What the task requires
Reproduce every line of the records with "series-line" replaced by "series-path" wherever it occurs, leaving everything else unchanged.

(Dataset excerpt)
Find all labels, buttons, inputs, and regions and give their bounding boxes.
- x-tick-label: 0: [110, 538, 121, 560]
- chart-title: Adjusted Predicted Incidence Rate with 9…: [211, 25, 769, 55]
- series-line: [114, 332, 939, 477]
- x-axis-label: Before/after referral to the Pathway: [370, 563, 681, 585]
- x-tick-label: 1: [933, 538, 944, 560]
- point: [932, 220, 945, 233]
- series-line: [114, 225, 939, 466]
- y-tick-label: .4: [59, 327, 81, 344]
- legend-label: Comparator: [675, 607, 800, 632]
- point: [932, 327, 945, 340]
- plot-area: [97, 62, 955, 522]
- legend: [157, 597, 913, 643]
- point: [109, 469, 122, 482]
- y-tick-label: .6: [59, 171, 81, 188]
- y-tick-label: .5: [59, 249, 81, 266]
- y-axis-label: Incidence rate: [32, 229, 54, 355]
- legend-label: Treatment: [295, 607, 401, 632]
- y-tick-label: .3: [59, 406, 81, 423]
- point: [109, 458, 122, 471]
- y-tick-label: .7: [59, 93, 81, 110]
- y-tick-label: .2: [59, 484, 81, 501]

Correct response
Find all labels, buttons, inputs, and regions and give their bounding boxes.
- x-tick-label: 0: [110, 538, 121, 560]
- chart-title: Adjusted Predicted Incidence Rate with 9…: [211, 25, 769, 55]
- series-path: [114, 332, 939, 477]
- x-axis-label: Before/after referral to the Pathway: [370, 563, 681, 585]
- x-tick-label: 1: [933, 538, 944, 560]
- point: [932, 220, 945, 233]
- series-path: [114, 225, 939, 466]
- y-tick-label: .4: [59, 327, 81, 344]
- legend-label: Comparator: [675, 607, 800, 632]
- point: [932, 327, 945, 340]
- plot-area: [97, 62, 955, 522]
- legend: [157, 597, 913, 643]
- point: [109, 469, 122, 482]
- y-tick-label: .6: [59, 171, 81, 188]
- y-tick-label: .5: [59, 249, 81, 266]
- y-axis-label: Incidence rate: [32, 229, 54, 355]
- legend-label: Treatment: [295, 607, 401, 632]
- y-tick-label: .3: [59, 406, 81, 423]
- point: [109, 458, 122, 471]
- y-tick-label: .7: [59, 93, 81, 110]
- y-tick-label: .2: [59, 484, 81, 501]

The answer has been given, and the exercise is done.